Görev 1
Kayıtların başından "top-menu-asociate[interactable]: ASOCIATE —" geçen satıra kadar, o satır da dahil olmak üzere, bütün satırları hiç değiştirmeden çıkar.

Seçilen Metin
┄┄┄┄┄┄
Atatürk ve Milli Eğitim
“Atatürk büyük bir asker, büyük bir devlet adamı ve diplomat olduğu kadar eğitim alanında da milletimizin çağ değiştirmesini, atılım yapmasını sağlayan büyük bir önderdir”[1] Atatürk’ün Milli Eğitim konusundaki görüş ve çalışmaları, Onun bir eğitimci gibi konuyla her açıdan ilgilendiğini, konunun önemini her fırsatta vurguladığını ve gerekli ilkeleri gerçekleştirmek için çalıştığını ortaya koyar. Bu çalışmaları, yenilik arayışını düşündüren neden, Osmanlı İmparatorluğu dönemindeki eğitimin yetersizliği ve yozlaşmasıydı.
Önceki durum, yani Cumhuriyet idaresinin devraldığı eğitim mirası neydi? Cumhuriyet’e kadarki dönemde eğitim ne durumdaydı? Eğitim nereden nereye gelmişti?
Osmanlı İmparatorluğu döneminde etkin olan öğretim müesseselerinin medreseler olduğu, Selçuklular döneminden beri hizmet veren bu kurumların Osmanlılar tarafından da benimsendiği, öğretim kadrosu ve nitelik bakımından da giderek geliştirildiği bilinmektedir. İşte Osmanlı İmparatorluğu’nun zayıflamaya başlamasıyla birlikte medreselerin de etkinliklerini yitirerek bozulmaya başlaması ve bu durum dolayısıyla neden oldukları eğitimin gerilemesi, halkın cahil kalması ya da istenen ve beklenen amacın dışına çıkıp yetersiz hale gelmesi, toplumdaki bazı değer yargılarının olumsuz yönde değişmesi gibi türlü etkenler, sonuçta yeni bir eğitim sistemi ve kurumunun gerekliliği düşüncesini doğurmuştu.
┄┄┄┄┄┄
Veri Listesi
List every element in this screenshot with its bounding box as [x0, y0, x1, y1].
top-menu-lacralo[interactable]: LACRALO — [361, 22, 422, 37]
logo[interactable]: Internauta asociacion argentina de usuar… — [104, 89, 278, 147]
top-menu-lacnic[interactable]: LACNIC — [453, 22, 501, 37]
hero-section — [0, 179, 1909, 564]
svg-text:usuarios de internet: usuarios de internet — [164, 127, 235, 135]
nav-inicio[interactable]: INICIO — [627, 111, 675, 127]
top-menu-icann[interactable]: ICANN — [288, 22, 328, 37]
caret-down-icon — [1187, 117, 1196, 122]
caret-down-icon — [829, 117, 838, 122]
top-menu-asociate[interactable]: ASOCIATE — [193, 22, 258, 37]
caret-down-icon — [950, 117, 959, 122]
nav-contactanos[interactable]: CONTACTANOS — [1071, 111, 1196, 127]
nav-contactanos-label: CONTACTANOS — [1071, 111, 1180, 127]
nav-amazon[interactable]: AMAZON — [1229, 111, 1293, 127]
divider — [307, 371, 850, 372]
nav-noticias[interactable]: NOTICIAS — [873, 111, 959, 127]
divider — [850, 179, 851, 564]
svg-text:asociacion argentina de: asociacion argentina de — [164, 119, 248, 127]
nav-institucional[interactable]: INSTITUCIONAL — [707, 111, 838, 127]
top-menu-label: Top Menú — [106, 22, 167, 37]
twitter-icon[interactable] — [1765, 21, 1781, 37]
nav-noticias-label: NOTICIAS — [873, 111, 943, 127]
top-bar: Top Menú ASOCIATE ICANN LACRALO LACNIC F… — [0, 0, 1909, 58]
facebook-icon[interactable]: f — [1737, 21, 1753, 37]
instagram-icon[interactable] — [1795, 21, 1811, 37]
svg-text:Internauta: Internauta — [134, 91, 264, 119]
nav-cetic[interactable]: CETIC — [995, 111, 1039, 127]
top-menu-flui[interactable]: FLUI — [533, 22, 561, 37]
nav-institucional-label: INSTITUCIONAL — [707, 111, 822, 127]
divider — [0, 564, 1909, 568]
┄┄┄┄┄┄
Görev 2
Seçilen metne göre Osmanlı İmparatorluğu döneminde etkin olan öğretim kurumları hangileriydi?

Beklenen Yanıt 1
List every element in this screenshot with its bounding box as [x0, y0, x1, y1].
top-menu-lacralo[interactable]: LACRALO — [361, 22, 422, 37]
logo[interactable]: Internauta asociacion argentina de usuar… — [104, 89, 278, 147]
top-menu-lacnic[interactable]: LACNIC — [453, 22, 501, 37]
hero-section — [0, 179, 1909, 564]
svg-text:usuarios de internet: usuarios de internet — [164, 127, 235, 135]
nav-inicio[interactable]: INICIO — [627, 111, 675, 127]
top-menu-icann[interactable]: ICANN — [288, 22, 328, 37]
caret-down-icon — [1187, 117, 1196, 122]
caret-down-icon — [829, 117, 838, 122]
top-menu-asociate[interactable]: ASOCIATE — [193, 22, 258, 37]

Beklenen Yanıt 2
Medreseler.